The exercise — For the data below, work out how many lines contain the word "Busy" and supply only that number.
------------------------------------------------
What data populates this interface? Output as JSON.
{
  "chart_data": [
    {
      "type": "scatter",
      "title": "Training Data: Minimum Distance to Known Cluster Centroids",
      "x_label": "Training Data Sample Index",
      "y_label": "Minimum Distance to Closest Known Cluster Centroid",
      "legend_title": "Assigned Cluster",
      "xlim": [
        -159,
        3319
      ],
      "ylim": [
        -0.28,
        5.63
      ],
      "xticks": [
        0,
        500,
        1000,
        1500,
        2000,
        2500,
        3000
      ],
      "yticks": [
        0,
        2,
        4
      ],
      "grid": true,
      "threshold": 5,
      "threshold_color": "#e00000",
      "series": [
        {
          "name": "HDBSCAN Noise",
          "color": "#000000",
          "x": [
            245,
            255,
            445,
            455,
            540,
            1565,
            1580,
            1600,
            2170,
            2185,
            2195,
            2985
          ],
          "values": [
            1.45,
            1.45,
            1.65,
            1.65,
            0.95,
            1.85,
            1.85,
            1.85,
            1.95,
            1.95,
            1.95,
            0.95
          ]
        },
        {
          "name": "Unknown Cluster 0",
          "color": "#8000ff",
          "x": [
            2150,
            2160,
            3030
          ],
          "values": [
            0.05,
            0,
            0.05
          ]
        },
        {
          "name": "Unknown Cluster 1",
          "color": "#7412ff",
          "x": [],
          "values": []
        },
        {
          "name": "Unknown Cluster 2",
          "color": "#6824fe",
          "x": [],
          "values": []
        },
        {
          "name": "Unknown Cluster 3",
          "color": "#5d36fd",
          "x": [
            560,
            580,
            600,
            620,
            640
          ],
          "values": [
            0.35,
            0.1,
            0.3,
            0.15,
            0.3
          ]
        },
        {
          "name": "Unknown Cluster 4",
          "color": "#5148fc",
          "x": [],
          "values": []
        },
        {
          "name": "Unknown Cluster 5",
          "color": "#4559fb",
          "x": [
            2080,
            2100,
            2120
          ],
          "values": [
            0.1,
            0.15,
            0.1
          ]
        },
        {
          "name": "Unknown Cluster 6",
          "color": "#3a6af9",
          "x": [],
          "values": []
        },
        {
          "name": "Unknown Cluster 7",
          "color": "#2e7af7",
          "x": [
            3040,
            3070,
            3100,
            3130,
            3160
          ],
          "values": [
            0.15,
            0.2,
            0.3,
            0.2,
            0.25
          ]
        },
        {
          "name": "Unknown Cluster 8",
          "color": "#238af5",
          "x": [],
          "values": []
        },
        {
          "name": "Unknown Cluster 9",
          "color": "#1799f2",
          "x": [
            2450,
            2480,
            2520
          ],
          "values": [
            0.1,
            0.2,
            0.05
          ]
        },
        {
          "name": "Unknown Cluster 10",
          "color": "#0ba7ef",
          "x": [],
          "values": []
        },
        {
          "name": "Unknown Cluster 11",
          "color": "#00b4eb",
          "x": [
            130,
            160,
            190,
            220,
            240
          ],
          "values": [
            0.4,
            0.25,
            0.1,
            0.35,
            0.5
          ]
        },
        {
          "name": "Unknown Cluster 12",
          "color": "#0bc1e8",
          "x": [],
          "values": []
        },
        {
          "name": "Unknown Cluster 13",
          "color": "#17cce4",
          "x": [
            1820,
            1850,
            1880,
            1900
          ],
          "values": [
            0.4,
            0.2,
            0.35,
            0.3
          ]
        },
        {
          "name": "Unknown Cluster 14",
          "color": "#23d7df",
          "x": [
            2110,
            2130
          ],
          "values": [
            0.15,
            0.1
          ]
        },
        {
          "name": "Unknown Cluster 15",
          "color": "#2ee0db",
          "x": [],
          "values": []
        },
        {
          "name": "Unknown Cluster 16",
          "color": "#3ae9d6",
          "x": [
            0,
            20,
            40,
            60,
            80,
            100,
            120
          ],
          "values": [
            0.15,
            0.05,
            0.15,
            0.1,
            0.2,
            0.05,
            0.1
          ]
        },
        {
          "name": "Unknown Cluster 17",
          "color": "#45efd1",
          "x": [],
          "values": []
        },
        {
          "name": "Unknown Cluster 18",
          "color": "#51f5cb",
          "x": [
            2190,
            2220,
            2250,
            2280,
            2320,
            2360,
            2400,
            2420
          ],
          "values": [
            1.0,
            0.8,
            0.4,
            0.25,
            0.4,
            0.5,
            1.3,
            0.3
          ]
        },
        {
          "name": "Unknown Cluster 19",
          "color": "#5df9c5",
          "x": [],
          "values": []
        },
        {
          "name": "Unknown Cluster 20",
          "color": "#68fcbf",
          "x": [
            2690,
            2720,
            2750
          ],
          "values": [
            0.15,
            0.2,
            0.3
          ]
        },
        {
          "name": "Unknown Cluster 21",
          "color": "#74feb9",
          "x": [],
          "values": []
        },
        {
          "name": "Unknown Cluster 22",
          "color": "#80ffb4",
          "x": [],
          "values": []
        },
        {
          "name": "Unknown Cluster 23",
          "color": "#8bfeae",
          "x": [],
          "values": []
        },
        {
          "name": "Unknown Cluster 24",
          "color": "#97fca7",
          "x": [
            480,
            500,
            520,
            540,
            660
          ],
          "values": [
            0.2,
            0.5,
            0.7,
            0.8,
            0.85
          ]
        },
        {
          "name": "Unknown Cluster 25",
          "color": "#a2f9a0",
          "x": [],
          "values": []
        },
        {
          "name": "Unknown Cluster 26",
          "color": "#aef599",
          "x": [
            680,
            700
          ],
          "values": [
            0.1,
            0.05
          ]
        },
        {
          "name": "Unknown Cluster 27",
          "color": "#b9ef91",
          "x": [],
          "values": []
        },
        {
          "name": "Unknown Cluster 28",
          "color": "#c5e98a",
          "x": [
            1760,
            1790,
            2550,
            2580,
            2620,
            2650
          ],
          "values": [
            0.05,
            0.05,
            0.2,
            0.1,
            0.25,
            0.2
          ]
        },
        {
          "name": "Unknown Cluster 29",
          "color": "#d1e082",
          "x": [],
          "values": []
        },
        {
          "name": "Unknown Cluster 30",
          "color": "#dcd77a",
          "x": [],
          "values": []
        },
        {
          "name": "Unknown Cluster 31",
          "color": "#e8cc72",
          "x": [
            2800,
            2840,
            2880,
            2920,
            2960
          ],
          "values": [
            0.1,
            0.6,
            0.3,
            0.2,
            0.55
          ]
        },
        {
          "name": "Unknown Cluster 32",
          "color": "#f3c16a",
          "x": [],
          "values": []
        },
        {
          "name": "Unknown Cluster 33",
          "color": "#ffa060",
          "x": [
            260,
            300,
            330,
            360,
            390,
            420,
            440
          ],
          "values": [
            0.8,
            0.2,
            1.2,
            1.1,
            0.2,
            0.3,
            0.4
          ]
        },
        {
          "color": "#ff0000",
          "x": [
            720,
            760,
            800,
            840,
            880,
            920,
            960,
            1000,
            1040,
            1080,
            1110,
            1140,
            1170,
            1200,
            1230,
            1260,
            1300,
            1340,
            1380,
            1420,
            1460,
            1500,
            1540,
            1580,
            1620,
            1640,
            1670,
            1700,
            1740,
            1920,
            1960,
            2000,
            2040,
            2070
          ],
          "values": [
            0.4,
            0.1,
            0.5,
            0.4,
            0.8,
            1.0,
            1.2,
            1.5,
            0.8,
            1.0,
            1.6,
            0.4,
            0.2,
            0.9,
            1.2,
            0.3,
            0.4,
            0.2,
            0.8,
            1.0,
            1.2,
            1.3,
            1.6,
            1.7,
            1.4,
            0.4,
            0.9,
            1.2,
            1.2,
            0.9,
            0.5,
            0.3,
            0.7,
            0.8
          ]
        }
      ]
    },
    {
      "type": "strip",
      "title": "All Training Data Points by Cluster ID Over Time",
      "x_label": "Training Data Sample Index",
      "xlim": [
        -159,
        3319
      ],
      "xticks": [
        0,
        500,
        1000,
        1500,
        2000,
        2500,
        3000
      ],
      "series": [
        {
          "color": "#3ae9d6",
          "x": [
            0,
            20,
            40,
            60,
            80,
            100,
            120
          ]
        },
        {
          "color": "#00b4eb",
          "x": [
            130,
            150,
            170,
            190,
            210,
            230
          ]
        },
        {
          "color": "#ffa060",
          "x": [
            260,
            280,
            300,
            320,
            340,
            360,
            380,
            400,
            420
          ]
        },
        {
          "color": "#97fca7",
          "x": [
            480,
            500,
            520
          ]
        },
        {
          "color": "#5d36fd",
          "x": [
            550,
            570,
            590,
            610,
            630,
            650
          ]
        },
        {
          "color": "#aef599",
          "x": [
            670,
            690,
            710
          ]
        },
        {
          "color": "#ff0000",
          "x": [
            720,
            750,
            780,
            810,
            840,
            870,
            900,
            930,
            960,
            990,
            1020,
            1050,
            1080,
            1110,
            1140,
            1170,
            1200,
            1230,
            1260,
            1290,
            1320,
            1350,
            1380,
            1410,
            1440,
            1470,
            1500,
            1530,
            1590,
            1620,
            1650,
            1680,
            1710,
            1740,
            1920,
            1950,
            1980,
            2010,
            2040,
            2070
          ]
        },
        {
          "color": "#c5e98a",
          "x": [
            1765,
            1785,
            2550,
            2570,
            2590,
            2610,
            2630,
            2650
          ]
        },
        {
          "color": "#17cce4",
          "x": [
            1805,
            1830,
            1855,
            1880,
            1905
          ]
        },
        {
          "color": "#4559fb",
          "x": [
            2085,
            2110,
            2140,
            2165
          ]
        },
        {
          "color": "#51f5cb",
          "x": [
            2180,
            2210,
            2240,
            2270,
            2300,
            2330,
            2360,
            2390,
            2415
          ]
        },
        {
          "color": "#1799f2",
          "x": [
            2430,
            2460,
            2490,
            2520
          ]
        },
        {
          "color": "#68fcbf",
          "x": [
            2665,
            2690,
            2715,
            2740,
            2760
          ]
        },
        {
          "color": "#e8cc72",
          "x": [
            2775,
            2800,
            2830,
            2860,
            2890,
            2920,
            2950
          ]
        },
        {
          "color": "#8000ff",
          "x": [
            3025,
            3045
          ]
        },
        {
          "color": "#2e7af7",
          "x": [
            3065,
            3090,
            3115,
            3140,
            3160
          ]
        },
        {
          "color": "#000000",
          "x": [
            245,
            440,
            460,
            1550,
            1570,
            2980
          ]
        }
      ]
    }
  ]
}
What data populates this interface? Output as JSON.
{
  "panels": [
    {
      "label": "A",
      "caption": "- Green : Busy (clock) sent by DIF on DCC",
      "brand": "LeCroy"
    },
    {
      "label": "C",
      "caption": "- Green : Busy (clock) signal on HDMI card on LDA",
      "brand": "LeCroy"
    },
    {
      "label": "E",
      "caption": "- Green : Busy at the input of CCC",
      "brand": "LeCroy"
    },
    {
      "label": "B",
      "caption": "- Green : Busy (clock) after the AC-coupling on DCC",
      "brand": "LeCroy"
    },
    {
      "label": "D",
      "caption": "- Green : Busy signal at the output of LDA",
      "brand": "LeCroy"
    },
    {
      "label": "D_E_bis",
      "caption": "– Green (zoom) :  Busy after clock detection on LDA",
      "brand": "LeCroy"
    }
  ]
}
------------------------------------------------
Written response — 6